_Instructions to follow_. Repeat the listing in full, exactly as it stands.

_Provided material_.
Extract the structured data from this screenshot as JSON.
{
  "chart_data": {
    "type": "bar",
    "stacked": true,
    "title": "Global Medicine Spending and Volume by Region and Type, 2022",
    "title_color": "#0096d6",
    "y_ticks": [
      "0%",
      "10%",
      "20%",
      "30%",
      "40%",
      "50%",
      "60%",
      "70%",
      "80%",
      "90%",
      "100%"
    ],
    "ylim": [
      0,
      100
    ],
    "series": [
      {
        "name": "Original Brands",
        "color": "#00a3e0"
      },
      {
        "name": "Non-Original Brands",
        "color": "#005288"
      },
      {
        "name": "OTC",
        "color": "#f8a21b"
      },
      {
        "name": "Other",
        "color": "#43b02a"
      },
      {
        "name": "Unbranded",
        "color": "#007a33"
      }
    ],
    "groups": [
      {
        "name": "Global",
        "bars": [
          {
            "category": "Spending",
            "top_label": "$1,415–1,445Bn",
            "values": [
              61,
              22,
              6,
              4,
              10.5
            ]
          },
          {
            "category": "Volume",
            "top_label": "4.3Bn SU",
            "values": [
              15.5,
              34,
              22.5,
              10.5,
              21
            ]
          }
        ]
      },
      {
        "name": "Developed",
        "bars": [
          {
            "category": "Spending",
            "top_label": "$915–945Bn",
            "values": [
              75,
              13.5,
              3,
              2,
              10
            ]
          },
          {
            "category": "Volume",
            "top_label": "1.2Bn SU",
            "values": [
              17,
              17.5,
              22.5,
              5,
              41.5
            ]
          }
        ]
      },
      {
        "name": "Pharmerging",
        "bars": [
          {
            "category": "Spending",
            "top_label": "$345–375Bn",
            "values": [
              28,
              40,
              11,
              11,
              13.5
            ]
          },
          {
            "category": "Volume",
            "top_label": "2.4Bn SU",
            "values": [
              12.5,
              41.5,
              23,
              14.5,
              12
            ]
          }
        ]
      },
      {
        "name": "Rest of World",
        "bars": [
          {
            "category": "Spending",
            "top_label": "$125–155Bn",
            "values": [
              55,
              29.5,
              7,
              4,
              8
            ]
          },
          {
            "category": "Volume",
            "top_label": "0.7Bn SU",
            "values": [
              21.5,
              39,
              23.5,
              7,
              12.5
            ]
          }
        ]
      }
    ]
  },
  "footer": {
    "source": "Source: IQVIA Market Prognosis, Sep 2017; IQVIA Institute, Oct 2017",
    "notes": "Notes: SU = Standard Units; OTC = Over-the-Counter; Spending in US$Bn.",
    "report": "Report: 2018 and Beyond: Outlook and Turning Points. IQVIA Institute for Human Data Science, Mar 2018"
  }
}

_Solution for this exercise_.
Extract the structured data from this screenshot as JSON.
{
  "chart_data": {
    "type": "bar",
    "stacked": true,
    "title": "Global Medicine Spending and Volume by Region and Type, 2022",
    "title_color": "#0096d6",
    "y_ticks": [
      "0%",
      "10%",
      "20%",
      "30%",
      "40%",
      "50%",
      "60%",
      "70%",
      "80%",
      "90%",
      "100%"
    ],
    "ylim": [
      0,
      100
    ],
    "series": [
      {
        "name": "Original Brands",
        "color": "#00a3e0"
      },
      {
        "name": "Non-Original Brands",
        "color": "#005288"
      },
      {
        "name": "OTC",
        "color": "#f8a21b"
      },
      {
        "name": "Other",
        "color": "#43b02a"
      },
      {
        "name": "Unbranded",
        "color": "#007a33"
      }
    ],
    "groups": [
      {
        "name": "Global",
        "bars": [
          {
            "category": "Spending",
            "top_label": "$1,415–1,445Bn",
            "values": [
              61,
              22,
              6,
              4,
              10.5
            ]
          },
          {
            "category": "Volume",
            "top_label": "4.3Bn SU",
            "values": [
              15.5,
              34,
              22.5,
              10.5,
              21
            ]
          }
        ]
      },
      {
        "name": "Developed",
        "bars": [
          {
            "category": "Spending",
            "top_label": "$915–945Bn",
            "values": [
              75,
              13.5,
              3,
              2,
              10
            ]
          },
          {
            "category": "Volume",
            "top_label": "1.2Bn SU",
            "values": [
              17,
              17.5,
              22.5,
              5,
              41.5
            ]
          }
        ]
      },
      {
        "name": "Pharmerging",
        "bars": [
          {
            "category": "Spending",
            "top_label": "$345–375Bn",
            "values": [
              28,
              40,
              11,
              11,
              13.5
            ]
          },
          {
            "category": "Volume",
            "top_label": "2.4Bn SU",
            "values": [
              12.5,
              41.5,
              23,
              14.5,
              12
            ]
          }
        ]
      },
      {
        "name": "Rest of World",
        "bars": [
          {
            "category": "Spending",
            "top_label": "$125–155Bn",
            "values": [
              55,
              29.5,
              7,
              4,
              8
            ]
          },
          {
            "category": "Volume",
            "top_label": "0.7Bn SU",
            "values": [
              21.5,
              39,
              23.5,
              7,
              12.5
            ]
          }
        ]
      }
    ]
  },
  "footer": {
    "source": "Source: IQVIA Market Prognosis, Sep 2017; IQVIA Institute, Oct 2017",
    "notes": "Notes: SU = Standard Units; OTC = Over-the-Counter; Spending in US$Bn.",
    "report": "Report: 2018 and Beyond: Outlook and Turning Points. IQVIA Institute for Human Data Science, Mar 2018"
  }
}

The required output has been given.